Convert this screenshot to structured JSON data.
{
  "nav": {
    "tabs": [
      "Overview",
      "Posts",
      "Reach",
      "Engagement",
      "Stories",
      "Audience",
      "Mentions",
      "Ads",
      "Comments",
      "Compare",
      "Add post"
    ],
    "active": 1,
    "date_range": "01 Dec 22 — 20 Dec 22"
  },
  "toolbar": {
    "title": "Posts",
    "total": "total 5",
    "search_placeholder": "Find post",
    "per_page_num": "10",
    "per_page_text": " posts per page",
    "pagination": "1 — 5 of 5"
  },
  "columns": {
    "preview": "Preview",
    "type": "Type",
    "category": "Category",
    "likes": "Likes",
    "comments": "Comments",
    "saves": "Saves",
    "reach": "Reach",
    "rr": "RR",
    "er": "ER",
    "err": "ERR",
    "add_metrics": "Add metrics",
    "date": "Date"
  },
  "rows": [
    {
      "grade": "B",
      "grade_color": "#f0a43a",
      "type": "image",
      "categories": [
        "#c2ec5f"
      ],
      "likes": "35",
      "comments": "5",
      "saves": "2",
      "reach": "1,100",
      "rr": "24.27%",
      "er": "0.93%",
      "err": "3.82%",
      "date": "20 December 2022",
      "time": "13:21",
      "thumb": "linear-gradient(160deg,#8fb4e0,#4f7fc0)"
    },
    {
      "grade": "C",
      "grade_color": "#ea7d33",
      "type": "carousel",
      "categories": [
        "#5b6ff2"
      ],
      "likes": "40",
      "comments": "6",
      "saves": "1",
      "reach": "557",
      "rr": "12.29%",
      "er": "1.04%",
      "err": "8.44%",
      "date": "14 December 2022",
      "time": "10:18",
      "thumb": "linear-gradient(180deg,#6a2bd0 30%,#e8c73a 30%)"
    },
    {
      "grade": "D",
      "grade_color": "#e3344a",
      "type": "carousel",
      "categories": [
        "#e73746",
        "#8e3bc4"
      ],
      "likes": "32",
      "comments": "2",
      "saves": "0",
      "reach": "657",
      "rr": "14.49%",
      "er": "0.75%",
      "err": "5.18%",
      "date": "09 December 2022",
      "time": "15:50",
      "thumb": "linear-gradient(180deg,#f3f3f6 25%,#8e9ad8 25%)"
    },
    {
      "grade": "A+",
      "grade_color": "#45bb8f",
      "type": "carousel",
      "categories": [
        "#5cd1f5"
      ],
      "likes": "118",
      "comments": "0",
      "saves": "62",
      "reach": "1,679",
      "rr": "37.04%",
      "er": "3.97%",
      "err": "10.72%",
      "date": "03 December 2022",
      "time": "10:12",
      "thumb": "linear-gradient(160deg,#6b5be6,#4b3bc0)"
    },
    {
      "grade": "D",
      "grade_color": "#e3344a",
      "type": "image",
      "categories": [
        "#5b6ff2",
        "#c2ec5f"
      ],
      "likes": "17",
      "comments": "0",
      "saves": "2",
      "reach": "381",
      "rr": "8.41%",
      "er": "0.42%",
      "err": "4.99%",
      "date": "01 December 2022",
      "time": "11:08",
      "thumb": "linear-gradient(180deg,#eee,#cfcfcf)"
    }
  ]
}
::::
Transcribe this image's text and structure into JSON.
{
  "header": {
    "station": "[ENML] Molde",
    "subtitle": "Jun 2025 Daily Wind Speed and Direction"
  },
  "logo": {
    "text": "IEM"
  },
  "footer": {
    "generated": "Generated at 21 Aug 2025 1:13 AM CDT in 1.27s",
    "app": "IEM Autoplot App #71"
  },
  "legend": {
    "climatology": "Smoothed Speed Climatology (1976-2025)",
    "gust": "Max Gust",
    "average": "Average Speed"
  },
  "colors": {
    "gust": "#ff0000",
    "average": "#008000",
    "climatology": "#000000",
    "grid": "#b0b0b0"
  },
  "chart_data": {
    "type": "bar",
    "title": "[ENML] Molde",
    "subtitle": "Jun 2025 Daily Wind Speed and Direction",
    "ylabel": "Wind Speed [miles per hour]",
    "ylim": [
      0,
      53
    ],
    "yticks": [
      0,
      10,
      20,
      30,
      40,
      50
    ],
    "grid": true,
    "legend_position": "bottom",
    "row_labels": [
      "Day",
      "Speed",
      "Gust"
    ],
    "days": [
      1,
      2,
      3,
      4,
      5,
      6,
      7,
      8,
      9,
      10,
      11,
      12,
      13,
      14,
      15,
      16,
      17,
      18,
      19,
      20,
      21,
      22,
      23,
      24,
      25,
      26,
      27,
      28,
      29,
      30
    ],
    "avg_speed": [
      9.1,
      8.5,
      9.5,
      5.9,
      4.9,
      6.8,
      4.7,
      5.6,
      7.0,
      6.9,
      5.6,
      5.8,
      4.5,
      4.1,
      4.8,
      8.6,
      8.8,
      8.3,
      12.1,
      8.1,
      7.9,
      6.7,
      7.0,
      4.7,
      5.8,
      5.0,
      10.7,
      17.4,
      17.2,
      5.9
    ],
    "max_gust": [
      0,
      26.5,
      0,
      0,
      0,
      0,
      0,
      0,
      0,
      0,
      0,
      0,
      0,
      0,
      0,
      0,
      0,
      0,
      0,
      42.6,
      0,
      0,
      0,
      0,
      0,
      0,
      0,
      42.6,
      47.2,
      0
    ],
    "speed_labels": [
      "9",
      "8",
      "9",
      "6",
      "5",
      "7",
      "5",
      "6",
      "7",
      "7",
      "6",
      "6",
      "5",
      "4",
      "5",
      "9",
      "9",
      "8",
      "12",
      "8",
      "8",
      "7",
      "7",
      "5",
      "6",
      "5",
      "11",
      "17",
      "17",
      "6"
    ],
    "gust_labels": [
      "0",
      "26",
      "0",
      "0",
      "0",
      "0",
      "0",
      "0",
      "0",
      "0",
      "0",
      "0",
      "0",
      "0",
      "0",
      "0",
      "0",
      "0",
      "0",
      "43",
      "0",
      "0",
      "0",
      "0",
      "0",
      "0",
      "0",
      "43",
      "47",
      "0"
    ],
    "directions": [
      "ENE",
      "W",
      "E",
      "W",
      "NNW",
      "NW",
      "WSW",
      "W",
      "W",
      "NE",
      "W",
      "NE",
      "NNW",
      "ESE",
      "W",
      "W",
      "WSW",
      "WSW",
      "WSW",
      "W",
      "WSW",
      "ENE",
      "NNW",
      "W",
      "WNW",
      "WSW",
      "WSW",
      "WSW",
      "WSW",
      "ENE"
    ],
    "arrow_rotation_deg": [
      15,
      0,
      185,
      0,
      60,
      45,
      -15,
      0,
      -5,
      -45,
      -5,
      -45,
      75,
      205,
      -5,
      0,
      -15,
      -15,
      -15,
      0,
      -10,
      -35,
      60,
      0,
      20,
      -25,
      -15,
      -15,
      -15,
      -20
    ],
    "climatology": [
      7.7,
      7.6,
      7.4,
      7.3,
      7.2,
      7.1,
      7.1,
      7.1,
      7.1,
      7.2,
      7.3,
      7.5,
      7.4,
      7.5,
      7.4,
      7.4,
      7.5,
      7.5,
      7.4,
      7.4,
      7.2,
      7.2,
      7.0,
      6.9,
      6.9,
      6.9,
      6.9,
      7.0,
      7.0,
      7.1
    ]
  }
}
::::
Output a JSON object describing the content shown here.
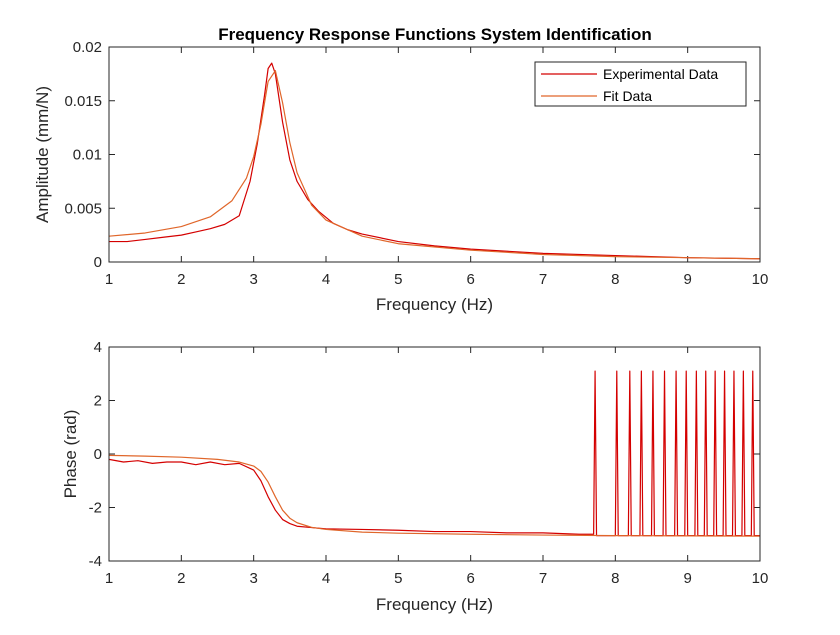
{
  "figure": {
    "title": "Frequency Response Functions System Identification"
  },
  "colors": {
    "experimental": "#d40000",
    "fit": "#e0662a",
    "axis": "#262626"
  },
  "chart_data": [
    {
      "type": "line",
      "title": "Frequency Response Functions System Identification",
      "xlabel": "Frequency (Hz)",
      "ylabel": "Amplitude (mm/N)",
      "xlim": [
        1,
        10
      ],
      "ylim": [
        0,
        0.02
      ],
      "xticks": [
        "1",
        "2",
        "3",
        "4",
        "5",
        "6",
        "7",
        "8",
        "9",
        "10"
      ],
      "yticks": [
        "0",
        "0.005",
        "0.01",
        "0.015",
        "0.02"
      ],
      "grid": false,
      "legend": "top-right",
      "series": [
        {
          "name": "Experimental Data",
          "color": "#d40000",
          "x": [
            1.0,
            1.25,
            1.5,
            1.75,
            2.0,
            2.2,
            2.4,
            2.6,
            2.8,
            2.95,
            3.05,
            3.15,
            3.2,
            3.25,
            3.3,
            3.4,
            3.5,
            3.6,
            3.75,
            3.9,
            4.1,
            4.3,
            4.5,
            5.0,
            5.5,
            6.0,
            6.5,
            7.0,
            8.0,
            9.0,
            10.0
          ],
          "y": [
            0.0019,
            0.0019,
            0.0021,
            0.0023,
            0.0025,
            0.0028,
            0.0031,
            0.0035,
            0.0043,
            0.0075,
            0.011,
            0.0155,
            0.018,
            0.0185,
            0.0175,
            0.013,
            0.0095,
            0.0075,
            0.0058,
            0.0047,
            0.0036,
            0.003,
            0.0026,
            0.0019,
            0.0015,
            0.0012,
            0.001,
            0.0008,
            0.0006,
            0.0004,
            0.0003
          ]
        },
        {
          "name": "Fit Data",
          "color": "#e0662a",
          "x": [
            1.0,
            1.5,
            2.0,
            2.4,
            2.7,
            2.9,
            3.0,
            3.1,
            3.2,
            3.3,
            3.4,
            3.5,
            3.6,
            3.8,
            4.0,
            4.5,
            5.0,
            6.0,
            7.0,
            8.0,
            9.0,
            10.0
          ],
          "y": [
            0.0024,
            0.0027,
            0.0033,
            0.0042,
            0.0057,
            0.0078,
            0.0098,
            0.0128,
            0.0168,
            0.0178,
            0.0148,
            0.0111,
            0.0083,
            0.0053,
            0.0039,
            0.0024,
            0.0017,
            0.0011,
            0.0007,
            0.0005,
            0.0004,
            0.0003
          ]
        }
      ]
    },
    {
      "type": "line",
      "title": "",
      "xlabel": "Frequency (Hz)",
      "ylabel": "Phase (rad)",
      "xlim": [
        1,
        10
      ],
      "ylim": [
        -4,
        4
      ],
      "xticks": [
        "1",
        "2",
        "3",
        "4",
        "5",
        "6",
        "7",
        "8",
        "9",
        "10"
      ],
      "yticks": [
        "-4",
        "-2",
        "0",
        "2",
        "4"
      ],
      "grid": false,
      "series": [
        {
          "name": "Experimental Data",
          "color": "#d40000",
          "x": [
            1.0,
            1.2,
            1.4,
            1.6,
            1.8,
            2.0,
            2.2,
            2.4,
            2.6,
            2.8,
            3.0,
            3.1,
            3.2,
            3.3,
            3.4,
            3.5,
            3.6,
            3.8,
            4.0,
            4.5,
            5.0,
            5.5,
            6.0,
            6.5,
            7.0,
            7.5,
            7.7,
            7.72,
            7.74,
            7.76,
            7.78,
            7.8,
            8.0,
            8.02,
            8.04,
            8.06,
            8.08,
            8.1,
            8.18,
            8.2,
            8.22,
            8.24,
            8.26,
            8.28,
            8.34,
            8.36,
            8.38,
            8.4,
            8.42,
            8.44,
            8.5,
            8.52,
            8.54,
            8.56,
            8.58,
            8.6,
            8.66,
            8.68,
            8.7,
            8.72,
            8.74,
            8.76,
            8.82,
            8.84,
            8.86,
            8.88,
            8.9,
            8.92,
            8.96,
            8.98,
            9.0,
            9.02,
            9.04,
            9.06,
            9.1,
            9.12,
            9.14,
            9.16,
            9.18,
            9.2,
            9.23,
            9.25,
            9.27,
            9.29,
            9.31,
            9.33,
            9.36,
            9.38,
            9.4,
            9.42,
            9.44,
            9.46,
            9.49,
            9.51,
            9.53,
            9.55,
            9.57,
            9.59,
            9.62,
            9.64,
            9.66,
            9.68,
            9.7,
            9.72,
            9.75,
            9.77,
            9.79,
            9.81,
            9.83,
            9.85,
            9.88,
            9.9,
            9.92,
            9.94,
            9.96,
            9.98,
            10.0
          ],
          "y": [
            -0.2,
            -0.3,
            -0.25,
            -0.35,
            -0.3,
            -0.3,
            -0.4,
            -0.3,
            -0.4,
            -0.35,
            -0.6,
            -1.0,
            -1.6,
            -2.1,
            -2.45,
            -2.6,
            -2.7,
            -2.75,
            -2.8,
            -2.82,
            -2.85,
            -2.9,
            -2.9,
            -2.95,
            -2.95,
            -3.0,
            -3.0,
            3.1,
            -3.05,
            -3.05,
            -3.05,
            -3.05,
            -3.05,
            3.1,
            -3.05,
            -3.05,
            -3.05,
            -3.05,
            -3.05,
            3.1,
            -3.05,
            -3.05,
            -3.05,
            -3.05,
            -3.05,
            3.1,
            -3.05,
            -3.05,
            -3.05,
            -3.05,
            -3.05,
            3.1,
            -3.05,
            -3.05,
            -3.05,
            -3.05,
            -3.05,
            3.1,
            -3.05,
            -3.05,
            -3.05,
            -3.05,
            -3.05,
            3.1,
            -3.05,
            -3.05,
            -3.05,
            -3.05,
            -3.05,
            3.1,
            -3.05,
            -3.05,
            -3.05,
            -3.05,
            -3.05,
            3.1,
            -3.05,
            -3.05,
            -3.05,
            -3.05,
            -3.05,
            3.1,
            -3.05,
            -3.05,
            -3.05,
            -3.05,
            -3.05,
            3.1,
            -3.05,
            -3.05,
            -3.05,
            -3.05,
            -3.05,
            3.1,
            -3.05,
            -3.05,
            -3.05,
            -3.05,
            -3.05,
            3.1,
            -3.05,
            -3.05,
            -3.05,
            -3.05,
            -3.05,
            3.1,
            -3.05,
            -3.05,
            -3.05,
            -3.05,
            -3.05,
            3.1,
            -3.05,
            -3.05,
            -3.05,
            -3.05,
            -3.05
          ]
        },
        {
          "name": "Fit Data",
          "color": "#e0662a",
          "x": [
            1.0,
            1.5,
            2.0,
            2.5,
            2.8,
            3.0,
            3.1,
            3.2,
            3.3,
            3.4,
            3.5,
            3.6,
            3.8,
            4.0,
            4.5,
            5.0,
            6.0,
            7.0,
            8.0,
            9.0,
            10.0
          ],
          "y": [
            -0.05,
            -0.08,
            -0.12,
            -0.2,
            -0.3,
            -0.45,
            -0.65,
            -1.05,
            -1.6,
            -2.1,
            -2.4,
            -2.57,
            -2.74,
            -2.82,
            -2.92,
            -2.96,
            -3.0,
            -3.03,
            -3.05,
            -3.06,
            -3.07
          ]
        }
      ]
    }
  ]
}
::::
Show every line of the listing in which the string "saves" can be found.

Solution to the exercise:
    "saves": "Saves",
      "saves": "2",
      "saves": "1",
      "saves": "0",
      "saves": "62",
      "saves": "2",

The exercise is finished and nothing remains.